## Some records
►
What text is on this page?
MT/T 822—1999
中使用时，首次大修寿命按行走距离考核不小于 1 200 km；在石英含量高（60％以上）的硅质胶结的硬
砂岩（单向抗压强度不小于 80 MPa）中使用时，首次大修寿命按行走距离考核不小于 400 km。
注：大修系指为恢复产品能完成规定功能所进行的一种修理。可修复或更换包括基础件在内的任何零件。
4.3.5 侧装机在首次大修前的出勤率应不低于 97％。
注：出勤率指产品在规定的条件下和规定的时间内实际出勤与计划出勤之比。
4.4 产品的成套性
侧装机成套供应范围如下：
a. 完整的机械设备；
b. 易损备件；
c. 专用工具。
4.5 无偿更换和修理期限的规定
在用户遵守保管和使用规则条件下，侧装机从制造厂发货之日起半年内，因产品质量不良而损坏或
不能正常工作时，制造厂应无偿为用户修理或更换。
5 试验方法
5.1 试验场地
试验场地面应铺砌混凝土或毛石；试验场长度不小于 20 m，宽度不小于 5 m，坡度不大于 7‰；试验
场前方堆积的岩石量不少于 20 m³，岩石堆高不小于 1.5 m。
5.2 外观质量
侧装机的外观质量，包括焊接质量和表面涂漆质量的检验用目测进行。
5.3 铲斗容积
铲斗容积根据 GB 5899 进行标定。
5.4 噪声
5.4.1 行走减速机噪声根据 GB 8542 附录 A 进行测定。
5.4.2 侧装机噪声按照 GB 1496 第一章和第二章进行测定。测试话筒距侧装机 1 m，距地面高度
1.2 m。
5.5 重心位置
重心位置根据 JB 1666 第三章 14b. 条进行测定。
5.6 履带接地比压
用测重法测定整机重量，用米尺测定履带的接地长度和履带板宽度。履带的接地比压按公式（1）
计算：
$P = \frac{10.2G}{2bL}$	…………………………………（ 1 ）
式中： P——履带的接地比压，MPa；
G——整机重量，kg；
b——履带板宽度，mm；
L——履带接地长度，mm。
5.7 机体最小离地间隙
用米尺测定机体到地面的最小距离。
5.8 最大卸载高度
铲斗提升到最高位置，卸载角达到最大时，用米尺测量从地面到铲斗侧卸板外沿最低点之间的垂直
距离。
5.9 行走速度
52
◄
## TASK REQUIREMENTS
Reproduce the data in its entirety, matching each character.

## CORRECT RESPONSE
What text is on this page?
MT/T 822—1999
中使用时，首次大修寿命按行走距离考核不小于 1 200 km；在石英含量高（60％以上）的硅质胶结的硬
砂岩（单向抗压强度不小于 80 MPa）中使用时，首次大修寿命按行走距离考核不小于 400 km。
注：大修系指为恢复产品能完成规定功能所进行的一种修理。可修复或更换包括基础件在内的任何零件。
4.3.5 侧装机在首次大修前的出勤率应不低于 97％。
注：出勤率指产品在规定的条件下和规定的时间内实际出勤与计划出勤之比。
4.4 产品的成套性
侧装机成套供应范围如下：
a. 完整的机械设备；
b. 易损备件；
c. 专用工具。
4.5 无偿更换和修理期限的规定
在用户遵守保管和使用规则条件下，侧装机从制造厂发货之日起半年内，因产品质量不良而损坏或
不能正常工作时，制造厂应无偿为用户修理或更换。
5 试验方法
5.1 试验场地
试验场地面应铺砌混凝土或毛石；试验场长度不小于 20 m，宽度不小于 5 m，坡度不大于 7‰；试验
场前方堆积的岩石量不少于 20 m³，岩石堆高不小于 1.5 m。
5.2 外观质量
侧装机的外观质量，包括焊接质量和表面涂漆质量的检验用目测进行。
5.3 铲斗容积
铲斗容积根据 GB 5899 进行标定。
5.4 噪声
5.4.1 行走减速机噪声根据 GB 8542 附录 A 进行测定。
5.4.2 侧装机噪声按照 GB 1496 第一章和第二章进行测定。测试话筒距侧装机 1 m，距地面高度
1.2 m。
5.5 重心位置
重心位置根据 JB 1666 第三章 14b. 条进行测定。
5.6 履带接地比压
用测重法测定整机重量，用米尺测定履带的接地长度和履带板宽度。履带的接地比压按公式（1）
计算：
$P = \frac{10.2G}{2bL}$	…………………………………（ 1 ）
式中： P——履带的接地比压，MPa；
G——整机重量，kg；
b——履带板宽度，mm；
L——履带接地长度，mm。
5.7 机体最小离地间隙
用米尺测定机体到地面的最小距离。
5.8 最大卸载高度
铲斗提升到最高位置，卸载角达到最大时，用米尺测量从地面到铲斗侧卸板外沿最低点之间的垂直
距离。
5.9 行走速度
52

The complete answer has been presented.